(Given text)
-----

Fugitive WikiLeaks founder Julian Assange currently hiding at the Ecuadorean Embassy in London might have just six months left of asylum before his hosts decide to hand him over to the British government.
Assange's protector, Ecuador's leftist president Rafael Correa, steps down as president in February 2017 and while polls in that country suggest his hand-picked successor, Lenin Moreno, will win the upcoming elections, there is no guarantee Moreno will continue Assange's asylum. The fugitive Assange is wanted on charges of rape by both Sweden and the United Kingdom.
What is writing finis to Assange's saga that began in 2012 when Correa in a fit of anti-American pique granted Assange asylum are the steadily warming ties between the economically distraught Ecuador and the United States.
With Ecuador's economy in shambles because of low oil prices, the country's next president is widely expected to turn to the International Monetary Fund (IMF) for financial aid, and the U.S. is the fund's largest shareholder. The U.S. is also Ecuador's top trading partner despite Correa's anti-U.S. rhetoric.
The terrifying writing on the wall for Assange made itself manifest two days ago when Ecuador cut-off his internet connection, rendering him unable to do his work of releasing damaging emails stolen by his allies, including the Russian government.
Analysts noted most of the confidential data released by WikiLeaks have been anti-American. WikiLeaks has never released any stolen emails damaging to Russia or its megalomaniacal president, Vladimir Putin.
Ecuador admitted to severing Assange's internet access on Oct. 18 to prevent him from meddling in the U.S. election. This action came after WikiLeaks published documents and messages hacked from the presidential campaign of former U.S. Secretary of State Hillary Clinton, who will become U.S. President after winning the election on Nov. 8.

-----

(Given records)
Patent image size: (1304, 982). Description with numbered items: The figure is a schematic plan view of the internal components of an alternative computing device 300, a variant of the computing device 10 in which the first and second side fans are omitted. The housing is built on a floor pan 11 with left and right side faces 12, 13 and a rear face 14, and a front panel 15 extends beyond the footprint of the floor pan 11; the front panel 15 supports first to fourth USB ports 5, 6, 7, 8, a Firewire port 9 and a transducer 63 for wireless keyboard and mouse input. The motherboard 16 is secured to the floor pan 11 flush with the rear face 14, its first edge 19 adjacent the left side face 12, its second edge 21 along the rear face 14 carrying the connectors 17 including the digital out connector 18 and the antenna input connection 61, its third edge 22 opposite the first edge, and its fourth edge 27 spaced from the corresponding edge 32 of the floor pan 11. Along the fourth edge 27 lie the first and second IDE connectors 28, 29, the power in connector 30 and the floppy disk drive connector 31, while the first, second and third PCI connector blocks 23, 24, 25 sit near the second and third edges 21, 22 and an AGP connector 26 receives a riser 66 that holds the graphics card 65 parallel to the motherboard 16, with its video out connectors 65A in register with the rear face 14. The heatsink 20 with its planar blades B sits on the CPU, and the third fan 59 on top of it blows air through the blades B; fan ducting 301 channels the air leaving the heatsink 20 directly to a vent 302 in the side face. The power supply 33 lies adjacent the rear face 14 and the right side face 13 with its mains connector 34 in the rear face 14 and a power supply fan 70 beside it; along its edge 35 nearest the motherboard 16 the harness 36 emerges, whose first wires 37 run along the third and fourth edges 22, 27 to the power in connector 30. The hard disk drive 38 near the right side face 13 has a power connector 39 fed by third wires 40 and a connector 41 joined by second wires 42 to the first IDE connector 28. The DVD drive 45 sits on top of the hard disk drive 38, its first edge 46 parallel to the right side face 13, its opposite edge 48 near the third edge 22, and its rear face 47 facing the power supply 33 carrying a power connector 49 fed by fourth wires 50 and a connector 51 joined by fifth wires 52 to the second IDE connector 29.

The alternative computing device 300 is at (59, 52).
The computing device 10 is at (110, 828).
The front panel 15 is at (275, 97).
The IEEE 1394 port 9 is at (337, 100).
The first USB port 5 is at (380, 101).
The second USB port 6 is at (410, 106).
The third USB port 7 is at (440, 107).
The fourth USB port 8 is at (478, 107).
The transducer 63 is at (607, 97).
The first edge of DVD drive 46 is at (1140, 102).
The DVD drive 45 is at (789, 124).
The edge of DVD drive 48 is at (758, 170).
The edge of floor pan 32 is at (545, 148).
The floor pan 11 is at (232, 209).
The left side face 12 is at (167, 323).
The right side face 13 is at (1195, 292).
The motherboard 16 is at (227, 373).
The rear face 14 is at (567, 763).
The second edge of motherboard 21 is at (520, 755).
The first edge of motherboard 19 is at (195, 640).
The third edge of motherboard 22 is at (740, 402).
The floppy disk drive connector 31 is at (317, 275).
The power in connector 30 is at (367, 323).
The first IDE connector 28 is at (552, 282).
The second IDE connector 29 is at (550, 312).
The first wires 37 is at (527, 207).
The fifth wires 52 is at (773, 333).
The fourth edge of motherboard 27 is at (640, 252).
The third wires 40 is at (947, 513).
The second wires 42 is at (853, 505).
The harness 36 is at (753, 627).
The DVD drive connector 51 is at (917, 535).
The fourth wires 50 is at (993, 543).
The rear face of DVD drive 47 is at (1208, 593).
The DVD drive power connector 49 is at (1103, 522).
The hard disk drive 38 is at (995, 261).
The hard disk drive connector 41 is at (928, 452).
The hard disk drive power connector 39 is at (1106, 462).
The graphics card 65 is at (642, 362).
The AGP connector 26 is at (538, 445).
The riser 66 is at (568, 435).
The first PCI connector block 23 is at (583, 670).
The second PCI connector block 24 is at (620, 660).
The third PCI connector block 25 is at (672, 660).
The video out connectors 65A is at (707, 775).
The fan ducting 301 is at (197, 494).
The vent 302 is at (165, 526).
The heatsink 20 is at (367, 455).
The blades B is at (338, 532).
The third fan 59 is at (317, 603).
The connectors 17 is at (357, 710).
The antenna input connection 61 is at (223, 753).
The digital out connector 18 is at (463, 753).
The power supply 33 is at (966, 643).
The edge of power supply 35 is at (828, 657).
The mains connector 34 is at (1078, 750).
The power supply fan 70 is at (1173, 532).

-----

(Parts of the exercise)
a) Answer these questions from the article on Julian Assange's asylum, one line each:
(i) In what month and year does Rafael Correa step down as president?
(ii) Which country is Ecuador's top trading partner?
(iii) On what date did Ecuador sever Assange's internet access?
b) Continue the article on Julian Assange's asylum from the point where it ends.

(Answers provided)
a)
(i) February 2017
(ii) The United States
(iii) Oct. 18

b)
"The government of Ecuador respects the principle of nonintervention in the affairs of other countries, does not interfere in current elections, nor does it support any candidate in particular," said a statement by the Ecuadoran Foreign Ministry.
The emails WikiLeaks disclosed suggest Clinton's campaign worked to discredit a woman who accused her husband, former President Bill Clinton, of rape.
WikiLeaks accused Department of State Secretary John Kerry of personally petitioning Ecuador to cut Assange's internet access. Officials in Washington have rejected the charge and deny that Kerry was involved in any way.
Political analysts say that Ecuador's continuing to tolerate Assange revealing stolen emails from their London embassy risks putting Ecuador on Russia's side of an increasingly vicious cyberwar with the United States.
"Before, the costs for Ecuador of hosting Assange were minor," said Santiago Basabe, a political analyst at the Latin American School of Social Sciences in Quito. "But they are growing bigger now because they involve questions of U.S. national security, its tense relations with Russia and the presidential elections."